## [TASK TO CARRY OUT]
Check each line of the records below and collect those that include the word "維生素B群".

## [RECORDS SHOWN]
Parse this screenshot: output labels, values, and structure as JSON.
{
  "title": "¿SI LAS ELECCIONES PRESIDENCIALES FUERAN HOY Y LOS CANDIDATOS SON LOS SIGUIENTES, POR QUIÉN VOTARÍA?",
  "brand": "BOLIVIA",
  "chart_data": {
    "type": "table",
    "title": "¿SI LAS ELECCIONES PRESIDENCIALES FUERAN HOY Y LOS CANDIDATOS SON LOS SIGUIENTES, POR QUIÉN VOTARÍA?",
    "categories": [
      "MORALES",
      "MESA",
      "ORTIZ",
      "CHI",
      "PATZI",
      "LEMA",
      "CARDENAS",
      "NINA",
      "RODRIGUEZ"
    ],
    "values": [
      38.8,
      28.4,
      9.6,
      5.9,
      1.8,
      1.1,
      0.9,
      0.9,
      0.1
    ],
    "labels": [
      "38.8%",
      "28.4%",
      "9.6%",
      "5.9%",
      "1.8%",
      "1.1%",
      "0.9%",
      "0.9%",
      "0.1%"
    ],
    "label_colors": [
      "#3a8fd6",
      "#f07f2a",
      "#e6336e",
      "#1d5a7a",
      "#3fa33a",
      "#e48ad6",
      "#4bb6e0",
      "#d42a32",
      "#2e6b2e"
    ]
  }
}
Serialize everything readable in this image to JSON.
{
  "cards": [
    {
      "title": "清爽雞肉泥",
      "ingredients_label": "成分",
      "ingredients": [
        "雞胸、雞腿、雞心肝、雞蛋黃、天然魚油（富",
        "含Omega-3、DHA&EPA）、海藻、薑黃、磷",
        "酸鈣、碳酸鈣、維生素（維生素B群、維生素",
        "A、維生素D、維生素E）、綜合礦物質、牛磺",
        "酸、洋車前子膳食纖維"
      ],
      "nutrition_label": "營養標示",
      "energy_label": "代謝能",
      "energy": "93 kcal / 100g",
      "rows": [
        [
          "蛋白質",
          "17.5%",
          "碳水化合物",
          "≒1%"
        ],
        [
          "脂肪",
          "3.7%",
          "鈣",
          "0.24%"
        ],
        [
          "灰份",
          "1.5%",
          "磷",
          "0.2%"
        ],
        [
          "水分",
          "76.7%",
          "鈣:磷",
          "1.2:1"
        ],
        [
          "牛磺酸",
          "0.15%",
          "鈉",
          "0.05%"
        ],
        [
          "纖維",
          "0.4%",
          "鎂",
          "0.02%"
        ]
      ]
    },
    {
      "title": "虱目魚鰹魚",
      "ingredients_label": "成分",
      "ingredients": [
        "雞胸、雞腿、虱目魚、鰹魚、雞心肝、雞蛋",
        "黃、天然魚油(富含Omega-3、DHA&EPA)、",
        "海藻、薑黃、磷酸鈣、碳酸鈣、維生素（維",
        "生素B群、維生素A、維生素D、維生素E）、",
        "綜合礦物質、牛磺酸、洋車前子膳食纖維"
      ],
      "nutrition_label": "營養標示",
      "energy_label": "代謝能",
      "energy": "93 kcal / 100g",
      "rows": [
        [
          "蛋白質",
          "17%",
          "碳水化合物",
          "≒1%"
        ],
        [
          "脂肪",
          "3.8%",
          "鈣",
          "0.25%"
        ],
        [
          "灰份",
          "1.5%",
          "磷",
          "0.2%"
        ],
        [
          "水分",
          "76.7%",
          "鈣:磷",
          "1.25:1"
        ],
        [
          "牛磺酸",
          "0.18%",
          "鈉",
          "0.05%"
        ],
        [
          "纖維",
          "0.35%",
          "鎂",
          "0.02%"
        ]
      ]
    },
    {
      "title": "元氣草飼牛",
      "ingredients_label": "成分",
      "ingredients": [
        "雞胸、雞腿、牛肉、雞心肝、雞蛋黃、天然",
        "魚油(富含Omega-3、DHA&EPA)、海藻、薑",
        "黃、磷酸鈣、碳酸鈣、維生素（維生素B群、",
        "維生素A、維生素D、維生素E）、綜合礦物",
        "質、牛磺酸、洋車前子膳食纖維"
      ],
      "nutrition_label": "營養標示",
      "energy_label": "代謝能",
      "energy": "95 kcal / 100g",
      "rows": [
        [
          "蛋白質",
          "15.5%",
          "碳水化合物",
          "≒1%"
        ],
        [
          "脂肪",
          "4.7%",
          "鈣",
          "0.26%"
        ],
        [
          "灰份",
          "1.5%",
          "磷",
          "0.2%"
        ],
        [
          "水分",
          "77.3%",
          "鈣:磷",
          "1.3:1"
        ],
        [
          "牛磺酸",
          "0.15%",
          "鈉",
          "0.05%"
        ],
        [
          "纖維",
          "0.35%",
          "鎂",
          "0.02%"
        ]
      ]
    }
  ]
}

## [SOLUTION]
        "酸鈣、碳酸鈣、維生素（維生素B群、維生素",
        "黃、磷酸鈣、碳酸鈣、維生素（維生素B群、",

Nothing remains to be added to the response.